▸ Provided information:
— begin —

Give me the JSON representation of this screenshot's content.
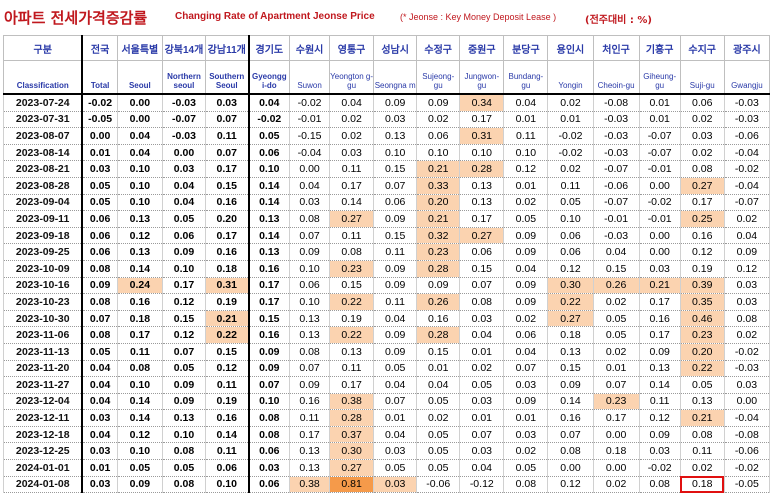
{
  "title": {
    "korean": "아파트 전세가격증감률",
    "english": "Changing Rate of Apartment Jeonse Price",
    "note": "(* Jeonse : Key Money Deposit Lease )",
    "unit": "(전주대비 : %)"
  },
  "columns": [
    {
      "ko": "구분",
      "en": "Classification"
    },
    {
      "ko": "전국",
      "en": "Total"
    },
    {
      "ko": "서울특별",
      "en": "Seoul"
    },
    {
      "ko": "강북14개",
      "en": "Northern seoul"
    },
    {
      "ko": "강남11개",
      "en": "Southern Seoul"
    },
    {
      "ko": "경기도",
      "en": "Gyeongg i-do"
    },
    {
      "ko": "수원시",
      "en": "Suwon"
    },
    {
      "ko": "영통구",
      "en": "Yeongton g-gu"
    },
    {
      "ko": "성남시",
      "en": "Seongna m"
    },
    {
      "ko": "수정구",
      "en": "Sujeong- gu"
    },
    {
      "ko": "중원구",
      "en": "Jungwon- gu"
    },
    {
      "ko": "분당구",
      "en": "Bundang- gu"
    },
    {
      "ko": "용인시",
      "en": "Yongin"
    },
    {
      "ko": "처인구",
      "en": "Cheoin-gu"
    },
    {
      "ko": "기흥구",
      "en": "Giheung- gu"
    },
    {
      "ko": "수지구",
      "en": "Suji-gu"
    },
    {
      "ko": "광주시",
      "en": "Gwangju"
    }
  ],
  "rows": [
    {
      "date": "2023-07-24",
      "v": [
        "-0.02",
        "0.00",
        "-0.03",
        "0.03",
        "0.04",
        "-0.02",
        "0.04",
        "0.09",
        "0.09",
        "0.34",
        "0.04",
        "0.02",
        "-0.08",
        "0.01",
        "0.06",
        "-0.03"
      ],
      "hl": [
        9
      ]
    },
    {
      "date": "2023-07-31",
      "v": [
        "-0.05",
        "0.00",
        "-0.07",
        "0.07",
        "-0.02",
        "-0.01",
        "0.02",
        "0.03",
        "0.02",
        "0.17",
        "0.01",
        "0.01",
        "-0.03",
        "0.01",
        "0.02",
        "-0.03"
      ],
      "hl": []
    },
    {
      "date": "2023-08-07",
      "v": [
        "0.00",
        "0.04",
        "-0.03",
        "0.11",
        "0.05",
        "-0.15",
        "0.02",
        "0.13",
        "0.06",
        "0.31",
        "0.11",
        "-0.02",
        "-0.03",
        "-0.07",
        "0.03",
        "-0.06"
      ],
      "hl": [
        9
      ]
    },
    {
      "date": "2023-08-14",
      "v": [
        "0.01",
        "0.04",
        "0.00",
        "0.07",
        "0.06",
        "-0.04",
        "0.03",
        "0.10",
        "0.10",
        "0.10",
        "0.10",
        "-0.02",
        "-0.03",
        "-0.07",
        "0.02",
        "-0.04"
      ],
      "hl": []
    },
    {
      "date": "2023-08-21",
      "v": [
        "0.03",
        "0.10",
        "0.03",
        "0.17",
        "0.10",
        "0.00",
        "0.11",
        "0.15",
        "0.21",
        "0.28",
        "0.12",
        "0.02",
        "-0.07",
        "-0.01",
        "0.08",
        "-0.02"
      ],
      "hl": [
        8,
        9
      ]
    },
    {
      "date": "2023-08-28",
      "v": [
        "0.05",
        "0.10",
        "0.04",
        "0.15",
        "0.14",
        "0.04",
        "0.17",
        "0.07",
        "0.33",
        "0.13",
        "0.01",
        "0.11",
        "-0.06",
        "0.00",
        "0.27",
        "-0.04"
      ],
      "hl": [
        8,
        14
      ]
    },
    {
      "date": "2023-09-04",
      "v": [
        "0.05",
        "0.10",
        "0.04",
        "0.16",
        "0.14",
        "0.03",
        "0.14",
        "0.06",
        "0.20",
        "0.13",
        "0.02",
        "0.05",
        "-0.07",
        "-0.02",
        "0.17",
        "-0.07"
      ],
      "hl": [
        8
      ]
    },
    {
      "date": "2023-09-11",
      "v": [
        "0.06",
        "0.13",
        "0.05",
        "0.20",
        "0.13",
        "0.08",
        "0.27",
        "0.09",
        "0.21",
        "0.17",
        "0.05",
        "0.10",
        "-0.01",
        "-0.01",
        "0.25",
        "0.02"
      ],
      "hl": [
        6,
        8,
        14
      ]
    },
    {
      "date": "2023-09-18",
      "v": [
        "0.06",
        "0.12",
        "0.06",
        "0.17",
        "0.14",
        "0.07",
        "0.11",
        "0.15",
        "0.32",
        "0.27",
        "0.09",
        "0.06",
        "-0.03",
        "0.00",
        "0.16",
        "0.04"
      ],
      "hl": [
        8,
        9
      ]
    },
    {
      "date": "2023-09-25",
      "v": [
        "0.06",
        "0.13",
        "0.09",
        "0.16",
        "0.13",
        "0.09",
        "0.08",
        "0.11",
        "0.23",
        "0.06",
        "0.09",
        "0.06",
        "0.04",
        "0.00",
        "0.12",
        "0.09"
      ],
      "hl": [
        8
      ]
    },
    {
      "date": "2023-10-09",
      "v": [
        "0.08",
        "0.14",
        "0.10",
        "0.18",
        "0.16",
        "0.10",
        "0.23",
        "0.09",
        "0.28",
        "0.15",
        "0.04",
        "0.12",
        "0.15",
        "0.03",
        "0.19",
        "0.12"
      ],
      "hl": [
        6,
        8
      ]
    },
    {
      "date": "2023-10-16",
      "v": [
        "0.09",
        "0.24",
        "0.17",
        "0.31",
        "0.17",
        "0.06",
        "0.15",
        "0.09",
        "0.09",
        "0.07",
        "0.09",
        "0.30",
        "0.26",
        "0.21",
        "0.39",
        "0.03"
      ],
      "hl": [
        1,
        3,
        11,
        12,
        13,
        14
      ]
    },
    {
      "date": "2023-10-23",
      "v": [
        "0.08",
        "0.16",
        "0.12",
        "0.19",
        "0.17",
        "0.10",
        "0.22",
        "0.11",
        "0.26",
        "0.08",
        "0.09",
        "0.22",
        "0.02",
        "0.17",
        "0.35",
        "0.03"
      ],
      "hl": [
        6,
        8,
        11,
        14
      ]
    },
    {
      "date": "2023-10-30",
      "v": [
        "0.07",
        "0.18",
        "0.15",
        "0.21",
        "0.15",
        "0.13",
        "0.19",
        "0.04",
        "0.16",
        "0.03",
        "0.02",
        "0.27",
        "0.05",
        "0.16",
        "0.46",
        "0.08"
      ],
      "hl": [
        3,
        11,
        14
      ]
    },
    {
      "date": "2023-11-06",
      "v": [
        "0.08",
        "0.17",
        "0.12",
        "0.22",
        "0.16",
        "0.13",
        "0.22",
        "0.09",
        "0.28",
        "0.04",
        "0.06",
        "0.18",
        "0.05",
        "0.17",
        "0.23",
        "0.02"
      ],
      "hl": [
        3,
        6,
        8,
        14
      ]
    },
    {
      "date": "2023-11-13",
      "v": [
        "0.05",
        "0.11",
        "0.07",
        "0.15",
        "0.09",
        "0.08",
        "0.13",
        "0.09",
        "0.15",
        "0.01",
        "0.04",
        "0.13",
        "0.02",
        "0.09",
        "0.20",
        "-0.02"
      ],
      "hl": [
        14
      ]
    },
    {
      "date": "2023-11-20",
      "v": [
        "0.04",
        "0.08",
        "0.05",
        "0.12",
        "0.09",
        "0.07",
        "0.11",
        "0.05",
        "0.01",
        "0.02",
        "0.07",
        "0.15",
        "0.01",
        "0.13",
        "0.22",
        "-0.03"
      ],
      "hl": [
        14
      ]
    },
    {
      "date": "2023-11-27",
      "v": [
        "0.04",
        "0.10",
        "0.09",
        "0.11",
        "0.07",
        "0.09",
        "0.17",
        "0.04",
        "0.04",
        "0.05",
        "0.03",
        "0.09",
        "0.07",
        "0.14",
        "0.05",
        "0.03"
      ],
      "hl": []
    },
    {
      "date": "2023-12-04",
      "v": [
        "0.04",
        "0.14",
        "0.09",
        "0.19",
        "0.10",
        "0.16",
        "0.38",
        "0.07",
        "0.05",
        "0.03",
        "0.09",
        "0.14",
        "0.23",
        "0.11",
        "0.13",
        "0.00"
      ],
      "hl": [
        6,
        12
      ]
    },
    {
      "date": "2023-12-11",
      "v": [
        "0.03",
        "0.14",
        "0.13",
        "0.16",
        "0.08",
        "0.11",
        "0.28",
        "0.01",
        "0.02",
        "0.01",
        "0.01",
        "0.16",
        "0.17",
        "0.12",
        "0.21",
        "-0.04"
      ],
      "hl": [
        6,
        14
      ]
    },
    {
      "date": "2023-12-18",
      "v": [
        "0.04",
        "0.12",
        "0.10",
        "0.14",
        "0.08",
        "0.17",
        "0.37",
        "0.04",
        "0.05",
        "0.07",
        "0.03",
        "0.07",
        "0.00",
        "0.09",
        "0.08",
        "-0.08"
      ],
      "hl": [
        6
      ]
    },
    {
      "date": "2023-12-25",
      "v": [
        "0.03",
        "0.10",
        "0.08",
        "0.11",
        "0.06",
        "0.13",
        "0.30",
        "0.03",
        "0.05",
        "0.03",
        "0.02",
        "0.08",
        "0.18",
        "0.03",
        "0.11",
        "-0.06"
      ],
      "hl": [
        6
      ]
    },
    {
      "date": "2024-01-01",
      "v": [
        "0.01",
        "0.05",
        "0.05",
        "0.06",
        "0.03",
        "0.13",
        "0.27",
        "0.05",
        "0.05",
        "0.04",
        "0.05",
        "0.00",
        "0.00",
        "-0.02",
        "0.02",
        "-0.02"
      ],
      "hl": [
        6
      ]
    },
    {
      "date": "2024-01-08",
      "v": [
        "0.03",
        "0.09",
        "0.08",
        "0.10",
        "0.06",
        "0.38",
        "0.81",
        "0.03",
        "-0.06",
        "-0.12",
        "0.08",
        "0.12",
        "0.02",
        "0.08",
        "0.18",
        "-0.05"
      ],
      "hl": [
        5,
        7
      ],
      "hl2": [
        6
      ],
      "boxed": [
        14
      ]
    }
  ]
}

— end —

Copy out every line in the entries above that holds "Jeonse".

▸ Expected answer:
    "english": "Changing Rate of Apartment Jeonse Price",
    "note": "(* Jeonse : Key Money Deposit Lease )",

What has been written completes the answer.